→ **STATED GOAL**: Type out the data exactly as given. Skip any image.

→ **DATASET**:

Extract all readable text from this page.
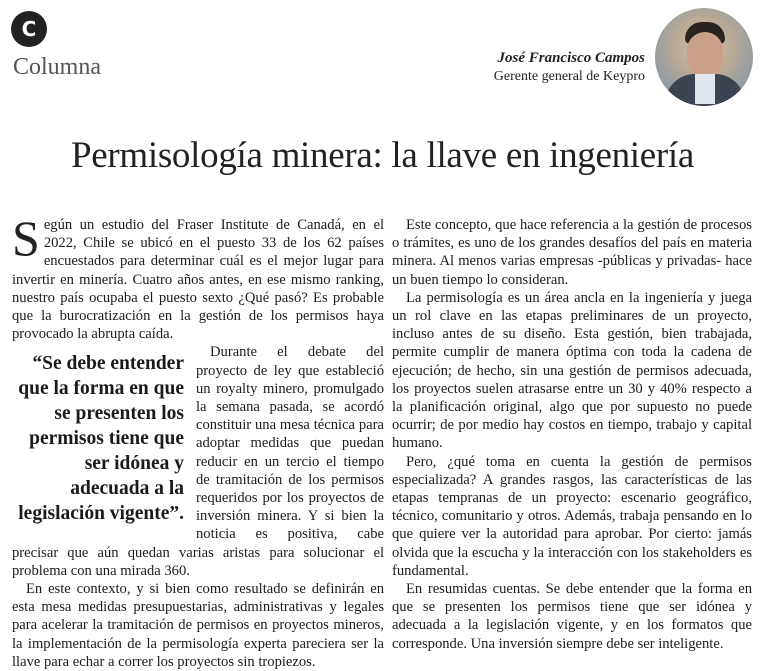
C
Columna	José Francisco Campos
Gerente general de Keypro
Permisología minera: la llave en ingeniería

Según un estudio del Fraser Institute de Canadá, en el 2022, Chile se ubicó en el puesto 33 de los 62 países encuestados para determinar cuál es el mejor lugar para invertir en minería. Cuatro años antes, en ese mismo ranking, nuestro país ocupaba el puesto sexto ¿Qué pasó? Es probable que la burocratización en la gestión de los permisos haya provocado la abrupta caída.

“Se debe entender que la forma en que se presenten los permisos tiene que ser idónea y adecuada a la legislación vigente”.

Durante el debate del proyecto de ley que estableció un royalty minero, promulgado la semana pasada, se acordó constituir una mesa técnica para adoptar medidas que puedan reducir en un tercio el tiempo de tramitación de los permisos requeridos por los proyectos de inversión minera. Y si bien la noticia es positiva, cabe precisar que aún quedan varias aristas para solucionar el problema con una mirada 360.

En este contexto, y si bien como resultado se definirán en esta mesa medidas presupuestarias, administrativas y legales para acelerar la tramitación de permisos en proyectos mineros, la implementación de la permisología experta pareciera ser la llave para echar a correr los proyectos sin tropiezos.

Este concepto, que hace referencia a la gestión de procesos o trámites, es uno de los grandes desafíos del país en materia minera. Al menos varias empresas -públicas y privadas- hace un buen tiempo lo consideran.

La permisología es un área ancla en la ingeniería y juega un rol clave en las etapas preliminares de un proyecto, incluso antes de su diseño. Esta gestión, bien trabajada, permite cumplir de manera óptima con toda la cadena de ejecución; de hecho, sin una gestión de permisos adecuada, los proyectos suelen atrasarse entre un 30 y 40% respecto a la planificación original, algo que por supuesto no puede ocurrir; de por medio hay costos en tiempo, trabajo y capital humano.

Pero, ¿qué toma en cuenta la gestión de permisos especializada? A grandes rasgos, las características de las etapas tempranas de un proyecto: escenario geográfico, técnico, comunitario y otros. Además, trabaja pensando en lo que quiere ver la autoridad para aprobar. Por cierto: jamás olvida que la escucha y la interacción con los stakeholders es fundamental.

En resumidas cuentas. Se debe entender que la forma en que se presenten los permisos tiene que ser idónea y adecuada a la legislación vigente, y en los formatos que corresponde. Una inversión siempre debe ser inteligente.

→ **RESPONSE TO THIS EXERCISE**:
Extract all readable text from this page.
C
Columna	José Francisco Campos
Gerente general de Keypro
Permisología minera: la llave en ingeniería

Según un estudio del Fraser Institute de Canadá, en el 2022, Chile se ubicó en el puesto 33 de los 62 países encuestados para determinar cuál es el mejor lugar para invertir en minería. Cuatro años antes, en ese mismo ranking, nuestro país ocupaba el puesto sexto ¿Qué pasó? Es probable que la burocratización en la gestión de los permisos haya provocado la abrupta caída.

“Se debe entender que la forma en que se presenten los permisos tiene que ser idónea y adecuada a la legislación vigente”.

Durante el debate del proyecto de ley que estableció un royalty minero, promulgado la semana pasada, se acordó constituir una mesa técnica para adoptar medidas que puedan reducir en un tercio el tiempo de tramitación de los permisos requeridos por los proyectos de inversión minera. Y si bien la noticia es positiva, cabe precisar que aún quedan varias aristas para solucionar el problema con una mirada 360.

En este contexto, y si bien como resultado se definirán en esta mesa medidas presupuestarias, administrativas y legales para acelerar la tramitación de permisos en proyectos mineros, la implementación de la permisología experta pareciera ser la llave para echar a correr los proyectos sin tropiezos.

Este concepto, que hace referencia a la gestión de procesos o trámites, es uno de los grandes desafíos del país en materia minera. Al menos varias empresas -públicas y privadas- hace un buen tiempo lo consideran.

La permisología es un área ancla en la ingeniería y juega un rol clave en las etapas preliminares de un proyecto, incluso antes de su diseño. Esta gestión, bien trabajada, permite cumplir de manera óptima con toda la cadena de ejecución; de hecho, sin una gestión de permisos adecuada, los proyectos suelen atrasarse entre un 30 y 40% respecto a la planificación original, algo que por supuesto no puede ocurrir; de por medio hay costos en tiempo, trabajo y capital humano.

Pero, ¿qué toma en cuenta la gestión de permisos especializada? A grandes rasgos, las características de las etapas tempranas de un proyecto: escenario geográfico, técnico, comunitario y otros. Además, trabaja pensando en lo que quiere ver la autoridad para aprobar. Por cierto: jamás olvida que la escucha y la interacción con los stakeholders es fundamental.

En resumidas cuentas. Se debe entender que la forma en que se presenten los permisos tiene que ser idónea y adecuada a la legislación vigente, y en los formatos que corresponde. Una inversión siempre debe ser inteligente.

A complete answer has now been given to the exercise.